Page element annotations
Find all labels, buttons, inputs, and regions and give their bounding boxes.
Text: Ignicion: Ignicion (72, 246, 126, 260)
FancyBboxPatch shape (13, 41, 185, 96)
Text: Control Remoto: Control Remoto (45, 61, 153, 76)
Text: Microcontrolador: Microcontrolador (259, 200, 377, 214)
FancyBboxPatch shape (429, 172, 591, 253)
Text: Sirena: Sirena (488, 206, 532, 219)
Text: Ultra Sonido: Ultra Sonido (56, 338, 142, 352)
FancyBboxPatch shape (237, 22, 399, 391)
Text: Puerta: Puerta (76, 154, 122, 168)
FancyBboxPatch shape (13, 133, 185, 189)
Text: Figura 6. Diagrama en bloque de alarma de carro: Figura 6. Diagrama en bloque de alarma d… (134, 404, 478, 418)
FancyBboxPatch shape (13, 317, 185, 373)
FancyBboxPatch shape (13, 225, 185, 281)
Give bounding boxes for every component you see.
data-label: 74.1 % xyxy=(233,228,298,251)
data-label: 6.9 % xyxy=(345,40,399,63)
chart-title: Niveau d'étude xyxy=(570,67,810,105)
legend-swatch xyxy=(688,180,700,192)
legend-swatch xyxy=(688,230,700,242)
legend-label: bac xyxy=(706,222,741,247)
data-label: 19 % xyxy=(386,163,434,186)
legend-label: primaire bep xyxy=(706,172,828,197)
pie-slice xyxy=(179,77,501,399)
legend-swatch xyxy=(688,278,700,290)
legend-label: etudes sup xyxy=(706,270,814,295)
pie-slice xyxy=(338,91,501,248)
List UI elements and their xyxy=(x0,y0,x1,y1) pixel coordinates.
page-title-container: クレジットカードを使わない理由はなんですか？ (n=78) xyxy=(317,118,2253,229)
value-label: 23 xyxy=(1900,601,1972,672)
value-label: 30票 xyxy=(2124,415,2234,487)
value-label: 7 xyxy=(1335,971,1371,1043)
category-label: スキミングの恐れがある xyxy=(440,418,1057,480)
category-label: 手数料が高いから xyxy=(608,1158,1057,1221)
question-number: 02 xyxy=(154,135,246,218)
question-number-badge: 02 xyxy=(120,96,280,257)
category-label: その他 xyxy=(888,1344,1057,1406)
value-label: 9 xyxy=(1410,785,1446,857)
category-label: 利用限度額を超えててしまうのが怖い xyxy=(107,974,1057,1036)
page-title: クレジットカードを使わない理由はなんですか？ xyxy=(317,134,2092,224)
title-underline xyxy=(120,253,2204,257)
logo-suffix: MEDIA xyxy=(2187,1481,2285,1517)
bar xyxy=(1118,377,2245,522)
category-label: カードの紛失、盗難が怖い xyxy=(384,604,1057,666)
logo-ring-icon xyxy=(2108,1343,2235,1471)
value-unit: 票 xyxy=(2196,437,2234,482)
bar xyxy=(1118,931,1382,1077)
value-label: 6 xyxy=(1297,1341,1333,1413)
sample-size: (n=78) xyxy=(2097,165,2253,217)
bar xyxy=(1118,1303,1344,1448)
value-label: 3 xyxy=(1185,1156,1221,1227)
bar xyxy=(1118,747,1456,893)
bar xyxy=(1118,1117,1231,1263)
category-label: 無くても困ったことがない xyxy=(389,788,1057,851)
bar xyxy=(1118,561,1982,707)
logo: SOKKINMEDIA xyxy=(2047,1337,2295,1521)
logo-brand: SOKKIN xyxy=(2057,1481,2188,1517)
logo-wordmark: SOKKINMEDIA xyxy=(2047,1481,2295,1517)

▶ _WHAT TO PRODUCE_
Copy every one of the rows above verbatim, from first to last.

▶ _EXERCISE RESULT_
Find all labels, buttons, inputs, and regions and give their bounding boxes.
Text: Ignicion: Ignicion (72, 246, 126, 260)
FancyBboxPatch shape (13, 41, 185, 96)
Text: Control Remoto: Control Remoto (45, 61, 153, 76)
Text: Microcontrolador: Microcontrolador (259, 200, 377, 214)
FancyBboxPatch shape (429, 172, 591, 253)
Text: Sirena: Sirena (488, 206, 532, 219)
Text: Ultra Sonido: Ultra Sonido (56, 338, 142, 352)
FancyBboxPatch shape (237, 22, 399, 391)
Text: Puerta: Puerta (76, 154, 122, 168)
FancyBboxPatch shape (13, 133, 185, 189)
Text: Figura 6. Diagrama en bloque de alarma de carro: Figura 6. Diagrama en bloque de alarma d… (134, 404, 478, 418)
FancyBboxPatch shape (13, 317, 185, 373)
FancyBboxPatch shape (13, 225, 185, 281)
Give bounding boxes for every component you see.
data-label: 74.1 % xyxy=(233,228,298,251)
data-label: 6.9 % xyxy=(345,40,399,63)
chart-title: Niveau d'étude xyxy=(570,67,810,105)
legend-swatch xyxy=(688,180,700,192)
legend-swatch xyxy=(688,230,700,242)
legend-label: bac xyxy=(706,222,741,247)
data-label: 19 % xyxy=(386,163,434,186)
legend-label: primaire bep xyxy=(706,172,828,197)
pie-slice xyxy=(179,77,501,399)
legend-swatch xyxy=(688,278,700,290)
legend-label: etudes sup xyxy=(706,270,814,295)
pie-slice xyxy=(338,91,501,248)
List UI elements and their xyxy=(x0,y0,x1,y1) pixel coordinates.
page-title-container: クレジットカードを使わない理由はなんですか？ (n=78) xyxy=(317,118,2253,229)
value-label: 23 xyxy=(1900,601,1972,672)
value-label: 30票 xyxy=(2124,415,2234,487)
value-label: 7 xyxy=(1335,971,1371,1043)
category-label: スキミングの恐れがある xyxy=(440,418,1057,480)
category-label: 手数料が高いから xyxy=(608,1158,1057,1221)
question-number: 02 xyxy=(154,135,246,218)
question-number-badge: 02 xyxy=(120,96,280,257)
category-label: その他 xyxy=(888,1344,1057,1406)
value-label: 9 xyxy=(1410,785,1446,857)
category-label: 利用限度額を超えててしまうのが怖い xyxy=(107,974,1057,1036)
page-title: クレジットカードを使わない理由はなんですか？ xyxy=(317,134,2092,224)
title-underline xyxy=(120,253,2204,257)
logo-suffix: MEDIA xyxy=(2187,1481,2285,1517)
bar xyxy=(1118,377,2245,522)
category-label: カードの紛失、盗難が怖い xyxy=(384,604,1057,666)
logo-ring-icon xyxy=(2108,1343,2235,1471)
value-unit: 票 xyxy=(2196,437,2234,482)
bar xyxy=(1118,931,1382,1077)
value-label: 6 xyxy=(1297,1341,1333,1413)
sample-size: (n=78) xyxy=(2097,165,2253,217)
bar xyxy=(1118,1303,1344,1448)
value-label: 3 xyxy=(1185,1156,1221,1227)
bar xyxy=(1118,747,1456,893)
bar xyxy=(1118,1117,1231,1263)
category-label: 無くても困ったことがない xyxy=(389,788,1057,851)
bar xyxy=(1118,561,1982,707)
logo: SOKKINMEDIA xyxy=(2047,1337,2295,1521)
logo-brand: SOKKIN xyxy=(2057,1481,2188,1517)
logo-wordmark: SOKKINMEDIA xyxy=(2047,1481,2295,1517)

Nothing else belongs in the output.